BEGIN Passage provided

2️⃣ Create & activate a virtual environment (recommended)

python -m venv venv
source venv/bin/activate      # macOS / Linux
# or
venv\Scripts\activate         # Windows

3️⃣ Install dependencies

pip install -r requirements.txt   # if present

If there is no requirements.txt at this level, install the key libs manually:

pip install flask sqlite3 pandas langchain langchain-community langchain-groq \
            deep-translator

4️⃣ Set environment variables (Groq API key)

In app.py you currently have:

os.environ["OPENAI_API_KEY"] = ""
os.environ["GROQ_API_KEY"] = ""

Instead of hardcoding, export these before running:

export GROQ_API_KEY="your_groq_api_key_here"
# (OPENAI_API_KEY can remain empty; it's not used right now)

On Windows (PowerShell):

$env:GROQ_API_KEY="your_groq_api_key_here"

Alternatively, you can directly set them in the code (not recommended for production).

5️⃣ Run the Flask app

python app.py

By default it will start in debug mode at:

http://127.0.0.1:5000

Open this in your browser to use the chatbot.


Architecture & Design Decisions

Tech Stack

  • Backend: Flask
  • Database: SQLite (internship.db)
  • LLM: llama3-8b-8192 via ChatGroq
  • Orchestration: LangChain (SQLDatabase, create_sql_query_chain, QuerySQLDataBaseTool)
  • Translation: deep_translator.GoogleTranslator
  • Frontend: Jinja2 HTML template (templates/index.html) + simple CSS/Bootstrap.

Why LangChain SQL Chain?

  • Automatically maps natural language to SQL given the DB schema.
  • Handles query generation + execution pipeline in a few lines.
  • Easy to change LLM or database backend later.

Why Groq Llama 3?

  • Fast inference, good cost-performance.
  • Open-weight model with strong reasoning over structured tasks like SQL generation.

Why SQLite?

  • Lightweight, file-based DB.

END Passage provided
BEGIN Records shown

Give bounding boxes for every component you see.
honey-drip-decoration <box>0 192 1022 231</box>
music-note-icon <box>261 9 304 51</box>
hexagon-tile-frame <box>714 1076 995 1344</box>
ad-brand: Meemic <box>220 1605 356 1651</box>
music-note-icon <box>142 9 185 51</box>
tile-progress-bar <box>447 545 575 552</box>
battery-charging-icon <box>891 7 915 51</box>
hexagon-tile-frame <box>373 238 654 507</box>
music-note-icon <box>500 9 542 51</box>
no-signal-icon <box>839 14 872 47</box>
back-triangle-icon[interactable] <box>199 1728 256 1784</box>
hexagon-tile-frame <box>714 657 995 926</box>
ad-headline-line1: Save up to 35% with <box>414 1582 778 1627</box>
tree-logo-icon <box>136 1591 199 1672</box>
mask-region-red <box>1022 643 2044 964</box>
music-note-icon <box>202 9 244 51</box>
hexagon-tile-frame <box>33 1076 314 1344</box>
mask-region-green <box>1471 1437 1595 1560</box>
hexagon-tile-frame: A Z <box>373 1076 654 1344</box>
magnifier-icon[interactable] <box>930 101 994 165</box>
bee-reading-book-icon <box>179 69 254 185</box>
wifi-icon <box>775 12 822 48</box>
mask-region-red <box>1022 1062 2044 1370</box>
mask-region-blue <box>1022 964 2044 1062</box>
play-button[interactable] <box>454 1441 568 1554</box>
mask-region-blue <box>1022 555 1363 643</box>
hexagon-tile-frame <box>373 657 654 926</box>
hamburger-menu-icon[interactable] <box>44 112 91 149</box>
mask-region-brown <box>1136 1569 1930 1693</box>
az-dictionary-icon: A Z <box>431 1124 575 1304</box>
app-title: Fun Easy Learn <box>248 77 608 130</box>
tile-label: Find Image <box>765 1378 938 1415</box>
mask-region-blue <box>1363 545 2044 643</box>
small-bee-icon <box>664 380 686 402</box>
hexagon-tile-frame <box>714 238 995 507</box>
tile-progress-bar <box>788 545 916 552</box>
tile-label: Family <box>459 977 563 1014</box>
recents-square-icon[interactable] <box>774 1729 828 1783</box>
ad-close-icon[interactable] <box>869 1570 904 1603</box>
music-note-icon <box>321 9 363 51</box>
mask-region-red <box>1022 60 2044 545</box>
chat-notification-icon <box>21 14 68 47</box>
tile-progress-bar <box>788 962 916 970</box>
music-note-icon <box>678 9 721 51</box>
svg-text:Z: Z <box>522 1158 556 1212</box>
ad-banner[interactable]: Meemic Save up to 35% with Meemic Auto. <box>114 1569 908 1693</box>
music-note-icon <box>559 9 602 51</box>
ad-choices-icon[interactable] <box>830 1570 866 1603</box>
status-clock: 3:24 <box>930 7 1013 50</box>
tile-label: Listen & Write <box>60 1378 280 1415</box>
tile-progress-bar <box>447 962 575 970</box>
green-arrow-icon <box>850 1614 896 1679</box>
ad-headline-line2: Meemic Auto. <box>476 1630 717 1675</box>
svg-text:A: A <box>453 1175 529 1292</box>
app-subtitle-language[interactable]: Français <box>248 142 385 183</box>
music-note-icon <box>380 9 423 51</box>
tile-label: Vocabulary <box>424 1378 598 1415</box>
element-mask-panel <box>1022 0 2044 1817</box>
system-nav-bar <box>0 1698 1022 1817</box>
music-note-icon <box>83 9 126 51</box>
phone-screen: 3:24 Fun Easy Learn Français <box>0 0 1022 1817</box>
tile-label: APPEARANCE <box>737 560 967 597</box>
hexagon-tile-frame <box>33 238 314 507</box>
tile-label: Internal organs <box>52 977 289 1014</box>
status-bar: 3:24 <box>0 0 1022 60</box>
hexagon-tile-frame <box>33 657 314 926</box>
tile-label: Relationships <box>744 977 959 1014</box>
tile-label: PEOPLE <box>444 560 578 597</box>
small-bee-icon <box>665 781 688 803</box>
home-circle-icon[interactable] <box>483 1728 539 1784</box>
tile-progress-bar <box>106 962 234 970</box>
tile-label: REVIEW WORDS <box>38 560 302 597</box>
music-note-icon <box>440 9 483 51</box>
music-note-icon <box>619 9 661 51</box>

END Records shown

#### [Complete the following]
- A) In the chatbot guide, which model does the tech stack list as the LLM?
- B) Using the chatbot guide, explain why the project chose Groq Llama 3.
- C) Extend the chatbot guide from its final line.

#### [Your written answers]
- A) It lists llama3-8b-8192 via ChatGroq.

- B) Groq Llama 3 offers fast inference and good cost-performance. It is also an open-weight model with strong reasoning over structured tasks like SQL generation.

- C)
  • Perfect for a single-file internship dataset.
  • Easy to ship with the repo and deploy on Hugging Face Space.

Approach

  1. User types a question (can be in Hindi, English, or any language).

  2. The app:

    • Translates the question β†’ English.
    • Uses create_sql_query_chain with ChatGroq and SQLDatabase to generate a SQL query.
    • Extracts the SQL text from the LLM output (generated_query.split("SQLQuery: ")[-1].strip()).
    • Executes SQL using QuerySQLDataBaseTool.
  3. The raw SQL result (rows) is:

    • Optionally converted into an HTML table (especially for internship listings).
    • Passed to another LLM prompt (answer_prompt) to generate a short, readable summary.
  4. The answer (in English) is translated back to the user’s original language using GoogleTranslator.

  5. The final, translated response and HTML table are rendered on the page.


Pipeline Design

High-Level Flow

flowchart TD
A["User Question (Any Language)"] --> B["Flask Route"]
B --> C["Translate to English\ndeep-translator"]
C --> D["LangChain SQL Query Chain"]
D --> E["Generated SQL Query"]
E --> F["Execute on SQLite DB"]
F --> G["Raw SQL Result Rows"]

Loading

Challenges & Trade-Offs

1. LLM-Generated SQL Safety

  • Direct LLM-to-SQL can be risky if DB has write/drop access.
  • Here, DB is read-only and local, so impact is contained.

2. Translation Accuracy

  • Using GoogleTranslator for both directions introduces:

    • Possible semantic drift.
    • But huge benefit of multilingual UX.
  • Trade-off: slight inaccuracy vs accessibility for non-English users.

3. Schema-Dependent Queries

  • The quality of SQL generation depends heavily on:

    • Clear column names in internship.db.
    • Proper metadata exposure via SQLDatabase.from_uri.
  • If schema changes, prompts may need updating.

4. Stateless vs Stateful Conversations

  • Currently, only a simple in-memory list previous_conversations is used.
  • No complex context or multi-turn reasoning yet; but good enough for first prototype.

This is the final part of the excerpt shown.